* **PROBLEM**
Would it be possible to write out each entry below exactly, without the pictures?

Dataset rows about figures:
- - - -
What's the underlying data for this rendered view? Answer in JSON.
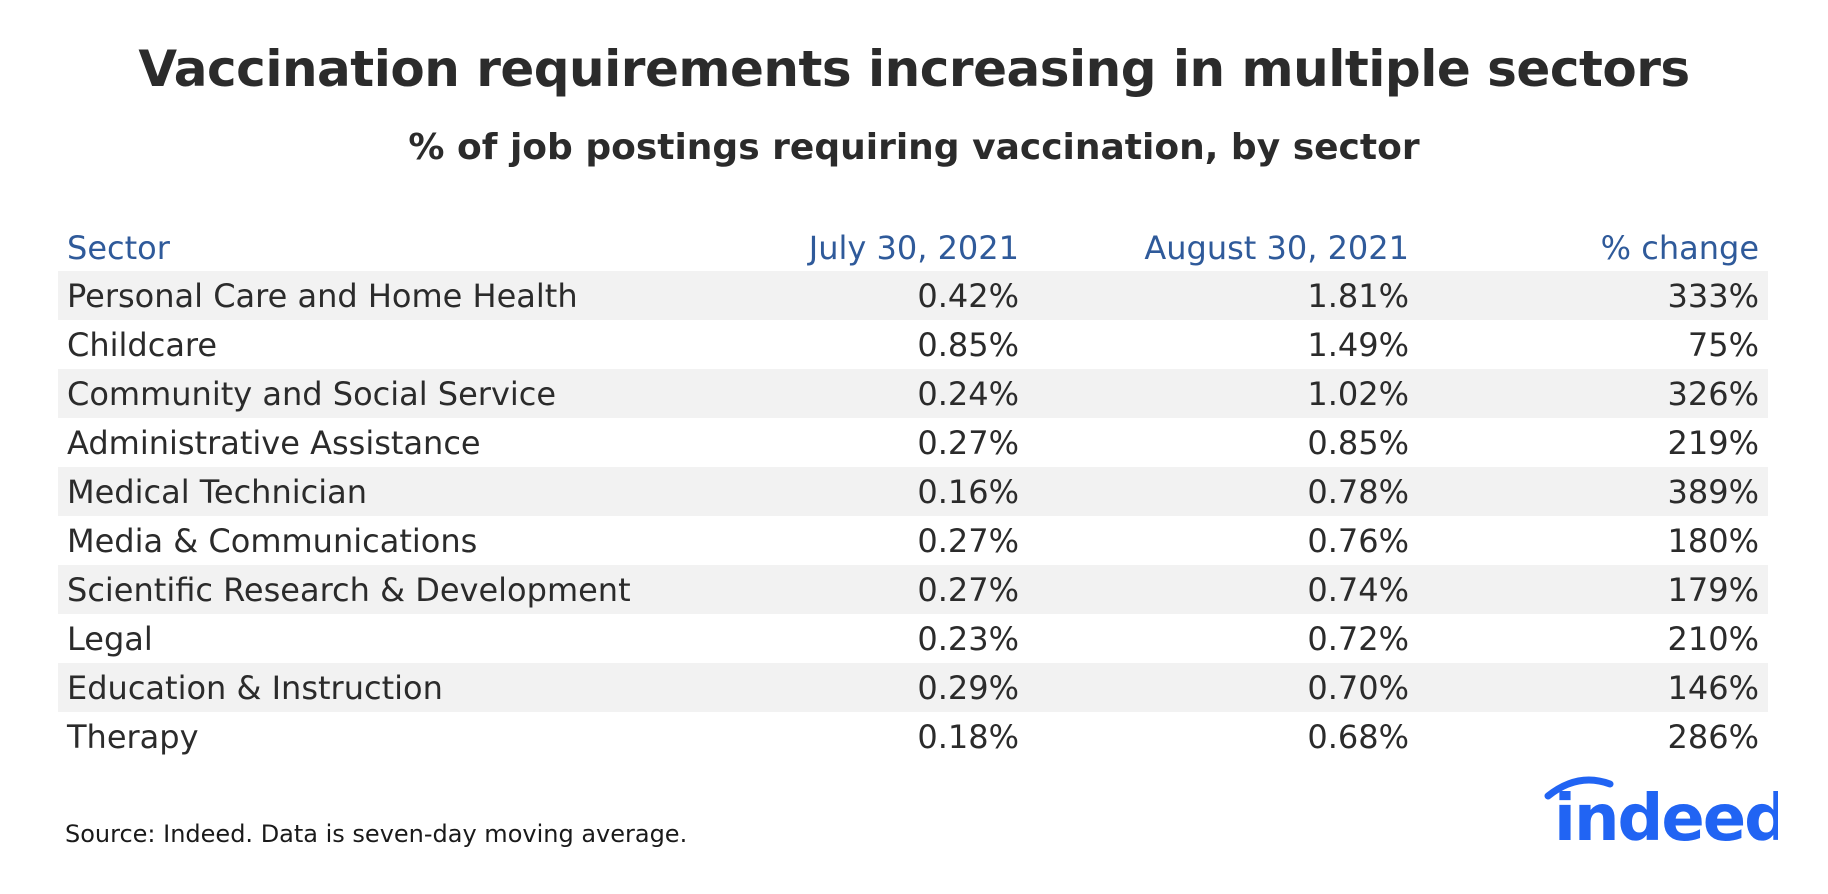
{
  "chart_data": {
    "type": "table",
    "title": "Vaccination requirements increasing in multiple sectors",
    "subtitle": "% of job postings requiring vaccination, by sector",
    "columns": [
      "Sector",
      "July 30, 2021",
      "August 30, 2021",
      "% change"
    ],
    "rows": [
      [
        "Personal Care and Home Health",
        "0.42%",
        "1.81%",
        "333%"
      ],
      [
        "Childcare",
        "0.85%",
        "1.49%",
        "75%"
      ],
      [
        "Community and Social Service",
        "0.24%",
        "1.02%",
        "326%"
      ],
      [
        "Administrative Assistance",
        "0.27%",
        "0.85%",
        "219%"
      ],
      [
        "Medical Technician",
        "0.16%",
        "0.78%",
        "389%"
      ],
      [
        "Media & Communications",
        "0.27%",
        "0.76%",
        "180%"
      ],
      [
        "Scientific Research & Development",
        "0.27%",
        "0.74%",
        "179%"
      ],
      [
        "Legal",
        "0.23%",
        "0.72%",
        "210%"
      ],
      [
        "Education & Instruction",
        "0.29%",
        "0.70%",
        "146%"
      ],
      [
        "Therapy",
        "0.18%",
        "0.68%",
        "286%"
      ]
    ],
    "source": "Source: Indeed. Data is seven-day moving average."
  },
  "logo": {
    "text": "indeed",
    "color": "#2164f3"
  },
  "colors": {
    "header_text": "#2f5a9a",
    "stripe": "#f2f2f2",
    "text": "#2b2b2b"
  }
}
- - - -
* **REPLY TO THE EXERCISE**
What's the underlying data for this rendered view? Answer in JSON.
{
  "chart_data": {
    "type": "table",
    "title": "Vaccination requirements increasing in multiple sectors",
    "subtitle": "% of job postings requiring vaccination, by sector",
    "columns": [
      "Sector",
      "July 30, 2021",
      "August 30, 2021",
      "% change"
    ],
    "rows": [
      [
        "Personal Care and Home Health",
        "0.42%",
        "1.81%",
        "333%"
      ],
      [
        "Childcare",
        "0.85%",
        "1.49%",
        "75%"
      ],
      [
        "Community and Social Service",
        "0.24%",
        "1.02%",
        "326%"
      ],
      [
        "Administrative Assistance",
        "0.27%",
        "0.85%",
        "219%"
      ],
      [
        "Medical Technician",
        "0.16%",
        "0.78%",
        "389%"
      ],
      [
        "Media & Communications",
        "0.27%",
        "0.76%",
        "180%"
      ],
      [
        "Scientific Research & Development",
        "0.27%",
        "0.74%",
        "179%"
      ],
      [
        "Legal",
        "0.23%",
        "0.72%",
        "210%"
      ],
      [
        "Education & Instruction",
        "0.29%",
        "0.70%",
        "146%"
      ],
      [
        "Therapy",
        "0.18%",
        "0.68%",
        "286%"
      ]
    ],
    "source": "Source: Indeed. Data is seven-day moving average."
  },
  "logo": {
    "text": "indeed",
    "color": "#2164f3"
  },
  "colors": {
    "header_text": "#2f5a9a",
    "stripe": "#f2f2f2",
    "text": "#2b2b2b"
  }
}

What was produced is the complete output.